● Text section:
= = = =

We both pitied each other, and we both envied each other. I pitied him for living a life that he didn’t authentically choose, and for so fervently quashing all his desires – but I also envied him for the connection he still had with his family, and for all the signifiers of success he owned. I think he pitied me for so visibly failing the normative markers of social success, but envied my attempt to live an authentic life and pursue my own desires and creative ambitions. In fact, when we were walking around a festival together once – I was wearing some sort of metallic legging structure – Joseph couldn’t believe the number of looks and homophobic remarks I got. ‘Jesus, Amrou … I’ve never walked around and had this experience before. It’s horrible. Do people always look at you funny?’ ‘I’m a genderqueer Arab living in Britain. Yes, Joseph,’ I said, my hand cupping his warm testicles.
On our dates, it felt like we were each flirting with the other side of ourselves that we had in some way sacrificed. With me, Joseph got to dip his waters into queer nonconformism without having to sacrifice any of his privilege; with Joseph, I got to feel like I’d won a piece of the institution through getting him to desire me. There was a safety in the fact that our relationship only existed within the confines of our private dynamic – the construction of it meant that it wasn’t really real, but more a rehearsal space for both our internal anxieties. It felt a bit like a reality show which no one was watching, as if we were on Big Brother, and the only two with the remote. Unlike in my relationship with Felix, my body didn’t sweat with fear on the promise
of intimacy, for it was always off the table. Thus, when Joseph dumped me with a polite but quite frankly dull and self-pitying WhatsApp message, I felt nothing. Feelings of nothingness became closely attached to all my sexual and ‘romantic’ endeavours. There was another boy I took a particular liking to in Cambridge – let’s call him David. We were in a play together when he was in his final year and I was in my first year. David wasn’t an immediately attractive man, but he was intelligent and sensitive, and had something gentle and protective about him; he was like a young Gandalf. The first-year/third-year dynamic was the perfect power structure to ignite my desires, and once again I wanted to be desired by a man who, in this very small context, was my ‘superior’. As two queer people, David and I had a lot in common and became quite good friends. There was growing sexual chemistry between us throughout the rehearsals, so much so that every cast member remarked that it was an inevitability that David and I would sleep together.
After the party on the night of the final performance, I ended up sitting next to him in his bed at 5 a.m., our first sexual act surely seconds away. As I looked into his eyes, readying to kiss him, he said: ‘Amrou. I wish I could. But I’m not attracted to men who aren’t white. I think you’re an amazing person, honestly … but there’s something about white-on-white flesh I just find so beautiful.’ Only years after the fact did I realise that this was something a Neo-Nazi would say – and I’ve recently told him as much – but at the time, I emptily agreed with him, and yet again felt nothing.

= = = =

● Document structure recognition data:

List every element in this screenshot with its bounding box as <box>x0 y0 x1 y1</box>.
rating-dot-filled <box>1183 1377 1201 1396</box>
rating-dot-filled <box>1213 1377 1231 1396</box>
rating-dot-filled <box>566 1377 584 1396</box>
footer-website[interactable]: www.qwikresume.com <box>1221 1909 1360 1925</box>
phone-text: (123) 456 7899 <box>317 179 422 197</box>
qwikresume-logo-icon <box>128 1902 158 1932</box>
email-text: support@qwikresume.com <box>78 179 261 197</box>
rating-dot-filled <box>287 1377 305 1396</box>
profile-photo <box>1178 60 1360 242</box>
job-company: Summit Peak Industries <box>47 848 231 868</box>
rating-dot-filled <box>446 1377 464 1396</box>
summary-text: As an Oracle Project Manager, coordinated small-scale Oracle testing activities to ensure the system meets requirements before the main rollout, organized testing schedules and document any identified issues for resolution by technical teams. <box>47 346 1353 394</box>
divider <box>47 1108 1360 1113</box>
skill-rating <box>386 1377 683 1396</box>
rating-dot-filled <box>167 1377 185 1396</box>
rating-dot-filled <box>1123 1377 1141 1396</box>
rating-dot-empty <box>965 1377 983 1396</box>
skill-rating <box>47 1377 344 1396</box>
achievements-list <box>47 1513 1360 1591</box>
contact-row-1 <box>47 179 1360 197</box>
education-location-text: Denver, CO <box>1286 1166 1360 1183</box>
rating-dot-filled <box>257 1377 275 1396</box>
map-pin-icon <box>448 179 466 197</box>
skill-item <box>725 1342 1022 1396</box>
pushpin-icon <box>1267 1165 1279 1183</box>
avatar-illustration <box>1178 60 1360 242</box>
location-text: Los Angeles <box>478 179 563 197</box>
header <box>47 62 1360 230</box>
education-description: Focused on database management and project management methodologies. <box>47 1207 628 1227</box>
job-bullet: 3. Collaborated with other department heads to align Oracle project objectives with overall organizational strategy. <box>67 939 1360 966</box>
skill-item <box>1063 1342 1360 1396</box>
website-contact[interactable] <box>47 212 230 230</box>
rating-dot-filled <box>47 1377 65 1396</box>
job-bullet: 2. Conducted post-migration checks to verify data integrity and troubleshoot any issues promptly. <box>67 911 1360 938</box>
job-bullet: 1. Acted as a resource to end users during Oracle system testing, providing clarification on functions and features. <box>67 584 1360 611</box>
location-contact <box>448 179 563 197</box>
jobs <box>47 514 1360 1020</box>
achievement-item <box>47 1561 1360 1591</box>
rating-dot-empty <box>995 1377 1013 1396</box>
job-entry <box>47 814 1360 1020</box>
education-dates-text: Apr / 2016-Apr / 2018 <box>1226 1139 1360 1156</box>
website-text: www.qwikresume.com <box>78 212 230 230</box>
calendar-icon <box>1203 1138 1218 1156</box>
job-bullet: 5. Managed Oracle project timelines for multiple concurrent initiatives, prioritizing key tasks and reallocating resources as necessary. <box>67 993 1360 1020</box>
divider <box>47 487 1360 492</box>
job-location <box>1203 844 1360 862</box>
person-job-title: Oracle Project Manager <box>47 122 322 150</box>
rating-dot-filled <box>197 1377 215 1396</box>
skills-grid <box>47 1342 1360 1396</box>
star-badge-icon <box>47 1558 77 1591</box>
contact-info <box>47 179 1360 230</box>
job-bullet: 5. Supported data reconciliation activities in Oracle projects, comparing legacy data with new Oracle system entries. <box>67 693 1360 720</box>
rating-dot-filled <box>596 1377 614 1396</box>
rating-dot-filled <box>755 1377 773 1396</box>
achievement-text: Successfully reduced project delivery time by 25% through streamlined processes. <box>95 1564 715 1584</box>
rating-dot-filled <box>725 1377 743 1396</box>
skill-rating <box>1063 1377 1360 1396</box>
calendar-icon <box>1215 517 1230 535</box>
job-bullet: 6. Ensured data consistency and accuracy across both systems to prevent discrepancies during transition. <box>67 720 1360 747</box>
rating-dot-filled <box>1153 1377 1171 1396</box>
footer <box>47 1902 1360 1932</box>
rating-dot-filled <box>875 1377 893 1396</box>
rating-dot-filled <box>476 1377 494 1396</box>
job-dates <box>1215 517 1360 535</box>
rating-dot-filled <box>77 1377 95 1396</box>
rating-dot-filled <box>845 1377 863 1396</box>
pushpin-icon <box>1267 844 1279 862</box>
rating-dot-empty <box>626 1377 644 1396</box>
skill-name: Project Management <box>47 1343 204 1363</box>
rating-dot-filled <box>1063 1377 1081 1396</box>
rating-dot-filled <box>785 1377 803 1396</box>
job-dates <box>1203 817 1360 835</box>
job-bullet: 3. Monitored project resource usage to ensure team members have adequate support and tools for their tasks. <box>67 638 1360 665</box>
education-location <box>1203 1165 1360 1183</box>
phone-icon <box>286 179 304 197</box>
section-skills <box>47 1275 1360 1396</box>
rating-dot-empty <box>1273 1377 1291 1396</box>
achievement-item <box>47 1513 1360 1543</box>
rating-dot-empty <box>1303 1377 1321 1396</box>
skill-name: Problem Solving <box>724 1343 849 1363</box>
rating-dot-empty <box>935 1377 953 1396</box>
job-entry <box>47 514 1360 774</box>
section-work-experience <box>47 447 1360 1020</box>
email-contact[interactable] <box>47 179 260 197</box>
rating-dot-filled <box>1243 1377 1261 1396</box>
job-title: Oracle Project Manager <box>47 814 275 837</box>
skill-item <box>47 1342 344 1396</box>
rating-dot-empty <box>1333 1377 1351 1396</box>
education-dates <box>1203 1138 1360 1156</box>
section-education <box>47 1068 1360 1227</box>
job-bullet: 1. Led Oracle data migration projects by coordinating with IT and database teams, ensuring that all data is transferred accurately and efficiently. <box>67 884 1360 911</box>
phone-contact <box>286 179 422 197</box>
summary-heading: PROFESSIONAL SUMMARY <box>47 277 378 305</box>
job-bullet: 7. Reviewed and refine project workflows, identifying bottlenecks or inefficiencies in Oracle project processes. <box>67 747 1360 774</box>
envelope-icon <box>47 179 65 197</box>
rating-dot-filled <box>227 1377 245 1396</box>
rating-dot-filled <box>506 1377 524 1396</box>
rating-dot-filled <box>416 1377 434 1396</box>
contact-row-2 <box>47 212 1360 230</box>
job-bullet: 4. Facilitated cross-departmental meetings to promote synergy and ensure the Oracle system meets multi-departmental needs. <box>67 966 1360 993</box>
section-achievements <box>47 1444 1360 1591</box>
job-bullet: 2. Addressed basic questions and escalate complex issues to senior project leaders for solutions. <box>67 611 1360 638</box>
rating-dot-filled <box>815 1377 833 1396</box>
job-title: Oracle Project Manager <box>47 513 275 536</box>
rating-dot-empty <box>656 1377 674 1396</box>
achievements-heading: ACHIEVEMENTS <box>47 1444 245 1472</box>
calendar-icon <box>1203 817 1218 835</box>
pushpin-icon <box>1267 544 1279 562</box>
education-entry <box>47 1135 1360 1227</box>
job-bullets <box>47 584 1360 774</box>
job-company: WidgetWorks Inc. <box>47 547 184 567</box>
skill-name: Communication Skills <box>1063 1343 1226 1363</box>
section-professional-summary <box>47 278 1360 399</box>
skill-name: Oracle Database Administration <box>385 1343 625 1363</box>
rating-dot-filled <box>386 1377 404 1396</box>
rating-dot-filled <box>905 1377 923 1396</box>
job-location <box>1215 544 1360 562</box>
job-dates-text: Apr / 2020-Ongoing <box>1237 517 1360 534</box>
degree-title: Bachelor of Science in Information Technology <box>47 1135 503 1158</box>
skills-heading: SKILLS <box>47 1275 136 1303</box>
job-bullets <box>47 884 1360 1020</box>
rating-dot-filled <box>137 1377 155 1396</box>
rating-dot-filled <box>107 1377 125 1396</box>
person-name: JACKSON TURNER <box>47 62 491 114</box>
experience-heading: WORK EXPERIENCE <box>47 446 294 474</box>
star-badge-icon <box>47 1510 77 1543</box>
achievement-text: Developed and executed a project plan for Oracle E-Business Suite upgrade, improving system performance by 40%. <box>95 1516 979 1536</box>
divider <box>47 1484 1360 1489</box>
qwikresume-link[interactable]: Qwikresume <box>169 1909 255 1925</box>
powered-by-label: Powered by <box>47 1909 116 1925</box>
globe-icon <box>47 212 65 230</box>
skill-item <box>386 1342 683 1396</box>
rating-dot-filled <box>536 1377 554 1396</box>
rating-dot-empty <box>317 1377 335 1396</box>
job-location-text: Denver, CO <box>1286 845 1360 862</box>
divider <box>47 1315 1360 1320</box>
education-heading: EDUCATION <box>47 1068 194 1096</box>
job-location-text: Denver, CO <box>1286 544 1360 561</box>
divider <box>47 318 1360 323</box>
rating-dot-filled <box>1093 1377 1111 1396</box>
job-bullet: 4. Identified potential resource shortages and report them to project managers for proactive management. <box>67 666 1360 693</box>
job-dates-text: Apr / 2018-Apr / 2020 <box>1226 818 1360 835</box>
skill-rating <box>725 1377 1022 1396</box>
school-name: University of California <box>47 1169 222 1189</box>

= = = =

● Work request A: Duplicate the memoir excerpt word for word, starting at "After the party" and ending at "again felt nothing.".
● Work request B: Give every name of a person or fictional character that appears in the memoir excerpt.

● Solution A:
After the party on the night of the final performance, I ended up sitting next to him in his bed at 5 a.m., our first sexual act surely seconds away. As I looked into his eyes, readying to kiss him, he said: ‘Amrou. I wish I could. But I’m not attracted to men who aren’t white. I think you’re an amazing person, honestly … but there’s something about white-on-white flesh I just find so beautiful.’ Only years after the fact did I realise that this was something a Neo-Nazi would say – and I’ve recently told him as much – but at the time, I emptily agreed with him, and yet again felt nothing.

● Solution B: Joseph, Amrou, Felix, David, Gandalf